Your goal: Drop all images and give the records again exactly.

--- start Supplied data ---

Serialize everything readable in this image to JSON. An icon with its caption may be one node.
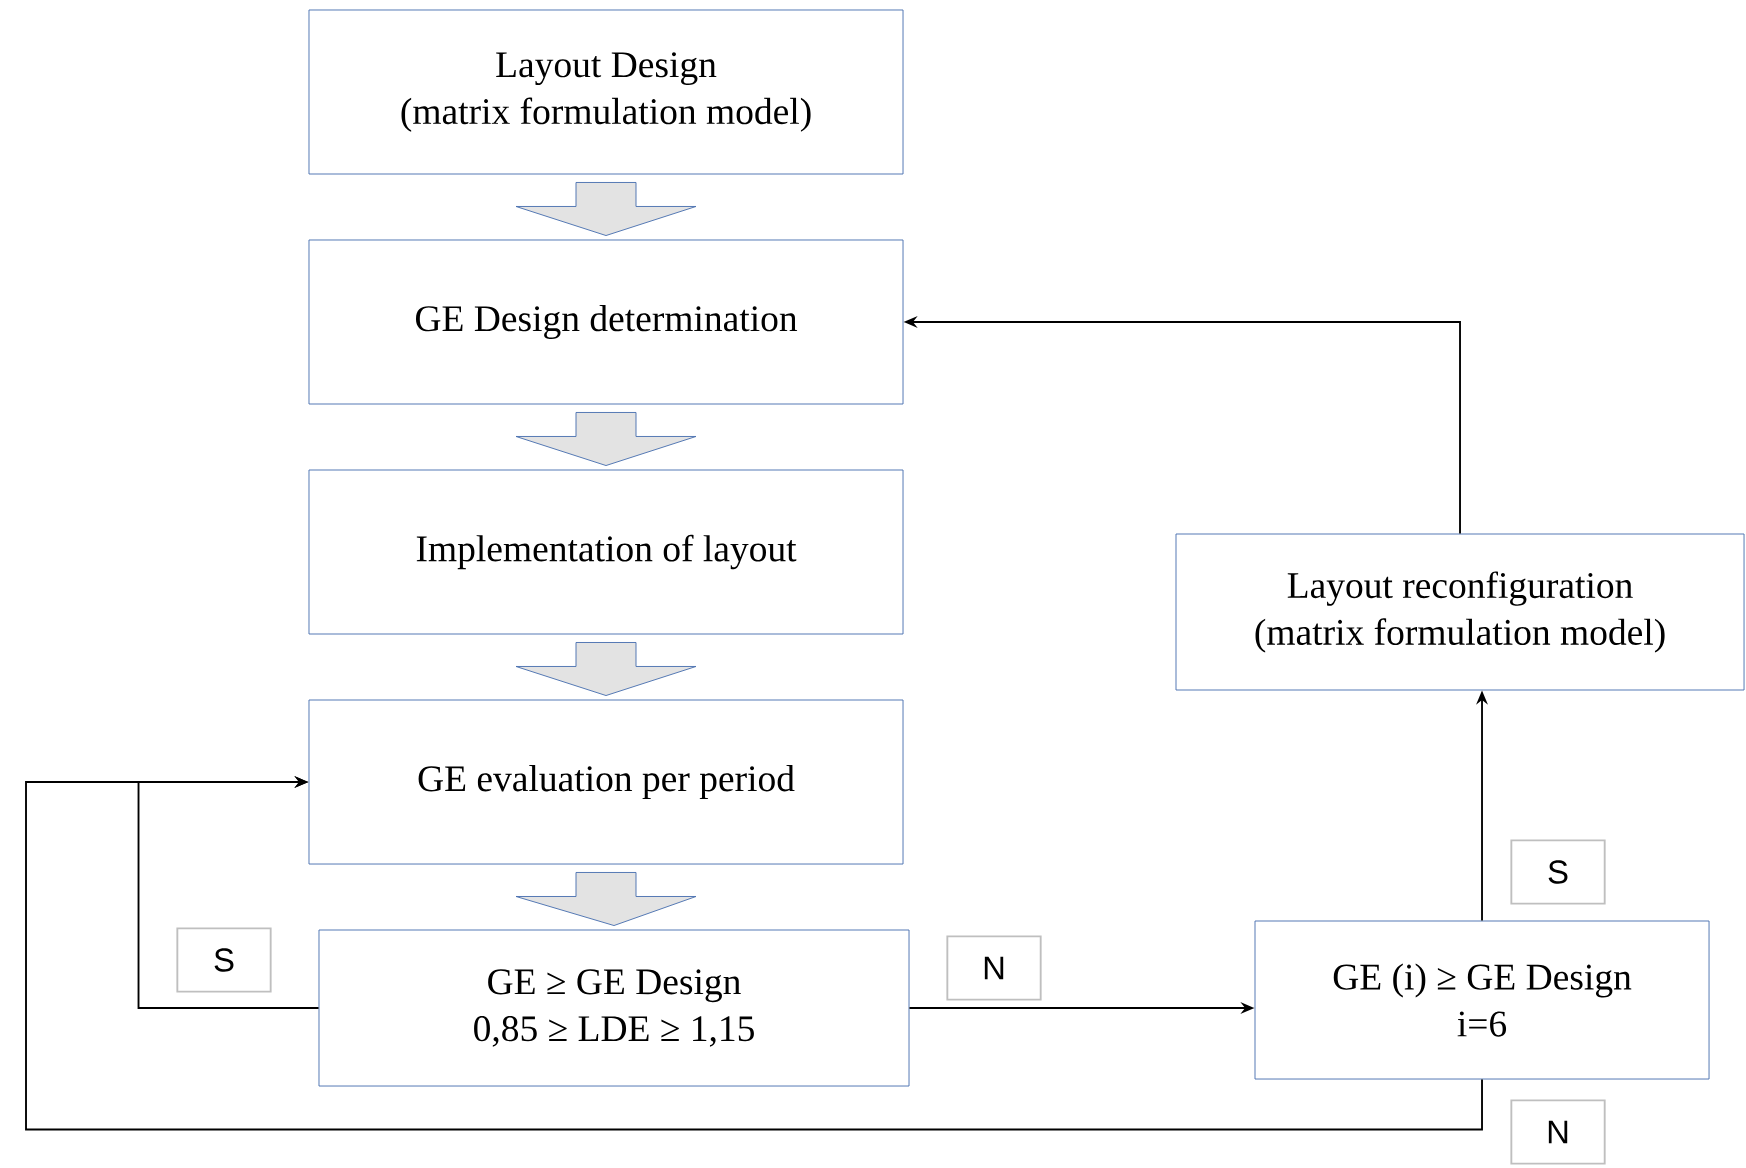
{
  "diagram": {
    "nodes": [
      {
        "text": [
          "Layout Design",
          "(matrix formulation model)"
        ]
      },
      {
        "text": [
          "GE Design determination"
        ]
      },
      {
        "text": [
          "Implementation of layout"
        ]
      },
      {
        "text": [
          "GE evaluation per period"
        ]
      },
      {
        "text": [
          "GE ≥ GE Design",
          "0,85 ≥ LDE ≥ 1,15"
        ]
      },
      {
        "text": [
          "GE (i) ≥ GE Design",
          "i=6"
        ]
      },
      {
        "text": [
          "Layout reconfiguration",
          "(matrix formulation model)"
        ]
      }
    ],
    "edges": [
      {
        "from": 0,
        "to": 1,
        "arrow": "to",
        "style": "thick"
      },
      {
        "from": 1,
        "to": 2,
        "arrow": "to",
        "style": "thick"
      },
      {
        "from": 2,
        "to": 3,
        "arrow": "to",
        "style": "thick"
      },
      {
        "from": 3,
        "to": 4,
        "arrow": "to",
        "style": "thick"
      },
      {
        "from": 4,
        "to": 3,
        "arrow": "to",
        "label": "S"
      },
      {
        "from": 4,
        "to": 5,
        "arrow": "to",
        "label": "N"
      },
      {
        "from": 5,
        "to": 6,
        "arrow": "to",
        "label": "S"
      },
      {
        "from": 6,
        "to": 1,
        "arrow": "to"
      },
      {
        "from": 5,
        "to": 3,
        "arrow": "to",
        "label": "N"
      }
    ]
  }
}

--- end Supplied data ---

Full output:
Serialize everything readable in this image to JSON. An icon with its caption may be one node.
{
  "diagram": {
    "nodes": [
      {
        "text": [
          "Layout Design",
          "(matrix formulation model)"
        ]
      },
      {
        "text": [
          "GE Design determination"
        ]
      },
      {
        "text": [
          "Implementation of layout"
        ]
      },
      {
        "text": [
          "GE evaluation per period"
        ]
      },
      {
        "text": [
          "GE ≥ GE Design",
          "0,85 ≥ LDE ≥ 1,15"
        ]
      },
      {
        "text": [
          "GE (i) ≥ GE Design",
          "i=6"
        ]
      },
      {
        "text": [
          "Layout reconfiguration",
          "(matrix formulation model)"
        ]
      }
    ],
    "edges": [
      {
        "from": 0,
        "to": 1,
        "arrow": "to",
        "style": "thick"
      },
      {
        "from": 1,
        "to": 2,
        "arrow": "to",
        "style": "thick"
      },
      {
        "from": 2,
        "to": 3,
        "arrow": "to",
        "style": "thick"
      },
      {
        "from": 3,
        "to": 4,
        "arrow": "to",
        "style": "thick"
      },
      {
        "from": 4,
        "to": 3,
        "arrow": "to",
        "label": "S"
      },
      {
        "from": 4,
        "to": 5,
        "arrow": "to",
        "label": "N"
      },
      {
        "from": 5,
        "to": 6,
        "arrow": "to",
        "label": "S"
      },
      {
        "from": 6,
        "to": 1,
        "arrow": "to"
      },
      {
        "from": 5,
        "to": 3,
        "arrow": "to",
        "label": "N"
      }
    ]
  }
}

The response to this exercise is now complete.